OBJECTIVE:
Comb through the entries for "JSON" and pull out each line that holds it.

☆ ☆ ☆ ☆ ☆

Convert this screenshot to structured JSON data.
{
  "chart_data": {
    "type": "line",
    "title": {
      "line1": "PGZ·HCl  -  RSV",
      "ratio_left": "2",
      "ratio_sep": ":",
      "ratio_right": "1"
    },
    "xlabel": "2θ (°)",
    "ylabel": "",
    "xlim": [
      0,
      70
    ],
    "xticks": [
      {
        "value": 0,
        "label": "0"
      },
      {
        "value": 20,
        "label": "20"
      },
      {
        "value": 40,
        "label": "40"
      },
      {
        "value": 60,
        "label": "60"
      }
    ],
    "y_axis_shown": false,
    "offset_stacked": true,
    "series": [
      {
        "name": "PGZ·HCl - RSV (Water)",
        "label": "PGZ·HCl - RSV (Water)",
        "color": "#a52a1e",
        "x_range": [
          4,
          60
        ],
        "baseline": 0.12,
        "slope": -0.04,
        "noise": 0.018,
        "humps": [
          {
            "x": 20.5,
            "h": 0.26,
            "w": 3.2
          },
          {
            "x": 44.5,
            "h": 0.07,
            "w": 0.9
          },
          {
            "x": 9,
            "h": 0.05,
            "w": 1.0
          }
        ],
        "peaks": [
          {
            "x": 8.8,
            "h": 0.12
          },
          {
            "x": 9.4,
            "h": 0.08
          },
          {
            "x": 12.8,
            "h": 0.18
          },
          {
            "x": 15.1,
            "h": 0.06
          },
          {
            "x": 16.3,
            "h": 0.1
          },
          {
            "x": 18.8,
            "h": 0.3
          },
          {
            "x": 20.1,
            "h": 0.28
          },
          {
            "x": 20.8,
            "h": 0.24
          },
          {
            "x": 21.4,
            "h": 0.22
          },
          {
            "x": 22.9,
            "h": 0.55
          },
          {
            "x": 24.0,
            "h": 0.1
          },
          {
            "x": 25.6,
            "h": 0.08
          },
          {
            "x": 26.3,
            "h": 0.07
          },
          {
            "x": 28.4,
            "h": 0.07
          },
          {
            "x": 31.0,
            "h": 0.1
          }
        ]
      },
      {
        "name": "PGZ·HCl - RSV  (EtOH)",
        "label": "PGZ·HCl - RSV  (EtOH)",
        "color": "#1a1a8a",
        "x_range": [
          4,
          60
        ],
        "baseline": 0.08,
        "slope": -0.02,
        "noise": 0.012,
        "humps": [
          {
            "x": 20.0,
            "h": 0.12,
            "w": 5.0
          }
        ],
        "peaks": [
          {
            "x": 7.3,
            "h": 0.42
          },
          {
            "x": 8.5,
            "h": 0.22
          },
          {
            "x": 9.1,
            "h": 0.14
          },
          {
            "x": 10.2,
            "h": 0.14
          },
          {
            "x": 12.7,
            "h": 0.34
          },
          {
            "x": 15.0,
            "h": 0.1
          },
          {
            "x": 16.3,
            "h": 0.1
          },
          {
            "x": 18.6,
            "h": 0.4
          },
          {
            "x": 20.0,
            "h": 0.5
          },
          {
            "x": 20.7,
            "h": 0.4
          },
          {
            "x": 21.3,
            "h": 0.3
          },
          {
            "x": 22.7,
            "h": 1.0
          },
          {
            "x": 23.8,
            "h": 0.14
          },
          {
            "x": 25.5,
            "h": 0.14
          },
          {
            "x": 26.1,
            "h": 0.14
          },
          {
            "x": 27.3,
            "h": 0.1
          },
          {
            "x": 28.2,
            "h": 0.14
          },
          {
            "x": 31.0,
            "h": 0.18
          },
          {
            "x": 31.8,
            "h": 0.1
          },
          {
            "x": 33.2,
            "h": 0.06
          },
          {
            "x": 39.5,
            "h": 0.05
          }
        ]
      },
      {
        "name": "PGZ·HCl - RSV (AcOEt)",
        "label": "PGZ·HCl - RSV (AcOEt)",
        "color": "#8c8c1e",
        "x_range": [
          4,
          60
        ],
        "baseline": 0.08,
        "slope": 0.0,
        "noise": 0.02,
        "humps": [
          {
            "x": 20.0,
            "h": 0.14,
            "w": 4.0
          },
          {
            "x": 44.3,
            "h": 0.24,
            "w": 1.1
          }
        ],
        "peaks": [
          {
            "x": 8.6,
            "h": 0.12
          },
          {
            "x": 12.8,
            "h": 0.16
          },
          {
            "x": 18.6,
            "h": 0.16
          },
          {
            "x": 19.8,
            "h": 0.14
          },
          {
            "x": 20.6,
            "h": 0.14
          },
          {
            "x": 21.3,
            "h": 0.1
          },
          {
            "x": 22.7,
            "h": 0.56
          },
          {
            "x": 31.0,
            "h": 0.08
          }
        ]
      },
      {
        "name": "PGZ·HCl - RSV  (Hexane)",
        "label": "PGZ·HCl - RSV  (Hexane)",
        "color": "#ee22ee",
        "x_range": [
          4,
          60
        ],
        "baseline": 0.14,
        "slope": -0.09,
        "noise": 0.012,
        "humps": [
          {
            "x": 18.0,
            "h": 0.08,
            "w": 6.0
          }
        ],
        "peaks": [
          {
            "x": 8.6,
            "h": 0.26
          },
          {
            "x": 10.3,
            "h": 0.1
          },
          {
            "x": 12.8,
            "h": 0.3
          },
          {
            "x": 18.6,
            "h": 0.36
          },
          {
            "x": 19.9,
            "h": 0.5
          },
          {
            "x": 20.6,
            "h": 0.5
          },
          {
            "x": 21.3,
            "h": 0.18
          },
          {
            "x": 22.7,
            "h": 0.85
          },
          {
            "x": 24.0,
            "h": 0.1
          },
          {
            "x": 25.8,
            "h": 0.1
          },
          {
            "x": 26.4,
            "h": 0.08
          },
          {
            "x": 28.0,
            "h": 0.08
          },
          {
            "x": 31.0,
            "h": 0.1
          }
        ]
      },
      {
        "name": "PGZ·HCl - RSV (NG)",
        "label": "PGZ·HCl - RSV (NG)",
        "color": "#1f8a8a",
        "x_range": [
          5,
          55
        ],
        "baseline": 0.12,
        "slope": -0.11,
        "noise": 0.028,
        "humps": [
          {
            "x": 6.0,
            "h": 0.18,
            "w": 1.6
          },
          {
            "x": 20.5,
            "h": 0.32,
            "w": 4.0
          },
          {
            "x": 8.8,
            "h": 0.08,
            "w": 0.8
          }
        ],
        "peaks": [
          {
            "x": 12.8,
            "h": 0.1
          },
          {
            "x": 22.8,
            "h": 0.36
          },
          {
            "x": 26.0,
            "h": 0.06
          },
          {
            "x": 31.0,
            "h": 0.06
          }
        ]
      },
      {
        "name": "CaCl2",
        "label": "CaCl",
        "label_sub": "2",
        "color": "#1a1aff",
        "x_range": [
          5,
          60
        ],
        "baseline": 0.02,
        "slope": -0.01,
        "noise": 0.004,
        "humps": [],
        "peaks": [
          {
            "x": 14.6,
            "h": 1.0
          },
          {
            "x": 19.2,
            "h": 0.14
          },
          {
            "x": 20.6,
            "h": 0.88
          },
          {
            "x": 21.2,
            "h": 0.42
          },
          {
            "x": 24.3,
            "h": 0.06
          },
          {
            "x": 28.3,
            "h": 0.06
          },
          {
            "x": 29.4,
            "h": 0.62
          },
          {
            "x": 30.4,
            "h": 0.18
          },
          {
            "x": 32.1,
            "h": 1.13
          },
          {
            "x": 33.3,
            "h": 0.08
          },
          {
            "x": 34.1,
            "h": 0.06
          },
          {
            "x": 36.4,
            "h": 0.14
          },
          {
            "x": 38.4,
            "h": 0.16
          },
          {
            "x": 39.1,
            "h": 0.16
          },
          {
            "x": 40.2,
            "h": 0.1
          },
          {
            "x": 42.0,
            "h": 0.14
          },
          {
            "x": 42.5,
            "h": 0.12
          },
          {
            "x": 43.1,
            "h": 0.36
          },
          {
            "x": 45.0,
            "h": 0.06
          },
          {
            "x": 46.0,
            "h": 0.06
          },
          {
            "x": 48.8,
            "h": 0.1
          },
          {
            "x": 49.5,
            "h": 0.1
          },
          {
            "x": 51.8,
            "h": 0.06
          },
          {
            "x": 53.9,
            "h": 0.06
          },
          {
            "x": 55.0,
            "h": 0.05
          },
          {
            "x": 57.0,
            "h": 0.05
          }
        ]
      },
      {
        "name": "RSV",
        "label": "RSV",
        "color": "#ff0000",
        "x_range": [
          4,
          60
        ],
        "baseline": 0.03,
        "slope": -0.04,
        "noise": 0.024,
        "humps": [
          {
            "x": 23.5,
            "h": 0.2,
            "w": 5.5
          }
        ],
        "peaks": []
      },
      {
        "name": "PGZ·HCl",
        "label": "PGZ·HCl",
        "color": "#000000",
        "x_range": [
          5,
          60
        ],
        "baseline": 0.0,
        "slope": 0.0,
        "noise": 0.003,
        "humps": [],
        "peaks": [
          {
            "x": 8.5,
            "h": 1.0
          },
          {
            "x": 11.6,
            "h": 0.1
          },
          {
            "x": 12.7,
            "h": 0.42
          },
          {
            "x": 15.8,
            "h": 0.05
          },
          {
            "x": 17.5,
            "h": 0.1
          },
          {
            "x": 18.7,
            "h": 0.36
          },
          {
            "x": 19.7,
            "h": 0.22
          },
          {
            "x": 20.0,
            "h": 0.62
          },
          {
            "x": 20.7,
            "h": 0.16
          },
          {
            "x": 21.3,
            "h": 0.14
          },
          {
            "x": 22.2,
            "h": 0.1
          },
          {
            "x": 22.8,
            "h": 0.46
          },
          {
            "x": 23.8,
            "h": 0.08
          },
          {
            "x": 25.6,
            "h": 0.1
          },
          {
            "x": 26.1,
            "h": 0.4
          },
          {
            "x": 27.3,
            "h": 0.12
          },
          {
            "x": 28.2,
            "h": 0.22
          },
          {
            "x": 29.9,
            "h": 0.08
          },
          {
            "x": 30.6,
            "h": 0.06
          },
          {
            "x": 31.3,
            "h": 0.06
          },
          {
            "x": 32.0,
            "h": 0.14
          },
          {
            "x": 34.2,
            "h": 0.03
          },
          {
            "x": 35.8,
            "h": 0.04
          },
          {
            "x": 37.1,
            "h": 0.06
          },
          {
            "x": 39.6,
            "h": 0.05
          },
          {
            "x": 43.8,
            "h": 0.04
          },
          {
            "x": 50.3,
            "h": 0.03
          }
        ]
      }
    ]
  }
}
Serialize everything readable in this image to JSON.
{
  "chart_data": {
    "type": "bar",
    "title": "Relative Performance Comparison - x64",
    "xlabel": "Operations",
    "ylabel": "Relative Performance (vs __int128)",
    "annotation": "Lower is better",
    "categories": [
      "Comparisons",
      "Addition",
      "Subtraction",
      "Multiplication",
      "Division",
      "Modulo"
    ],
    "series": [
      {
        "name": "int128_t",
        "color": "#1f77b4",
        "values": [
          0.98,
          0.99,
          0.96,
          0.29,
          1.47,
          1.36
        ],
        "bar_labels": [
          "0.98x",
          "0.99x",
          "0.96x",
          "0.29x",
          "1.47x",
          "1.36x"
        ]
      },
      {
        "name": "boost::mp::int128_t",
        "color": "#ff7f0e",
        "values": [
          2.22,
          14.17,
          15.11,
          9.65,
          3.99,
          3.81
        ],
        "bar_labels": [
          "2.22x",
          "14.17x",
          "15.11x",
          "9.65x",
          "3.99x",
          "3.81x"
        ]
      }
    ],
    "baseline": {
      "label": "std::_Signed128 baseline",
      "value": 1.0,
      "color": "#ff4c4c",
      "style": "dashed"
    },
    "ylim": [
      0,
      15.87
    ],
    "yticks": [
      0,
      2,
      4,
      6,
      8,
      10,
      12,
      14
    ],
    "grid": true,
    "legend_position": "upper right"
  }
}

☆ ☆ ☆ ☆ ☆

TASK OUTPUT:
Convert this screenshot to structured JSON data.
Serialize everything readable in this image to JSON.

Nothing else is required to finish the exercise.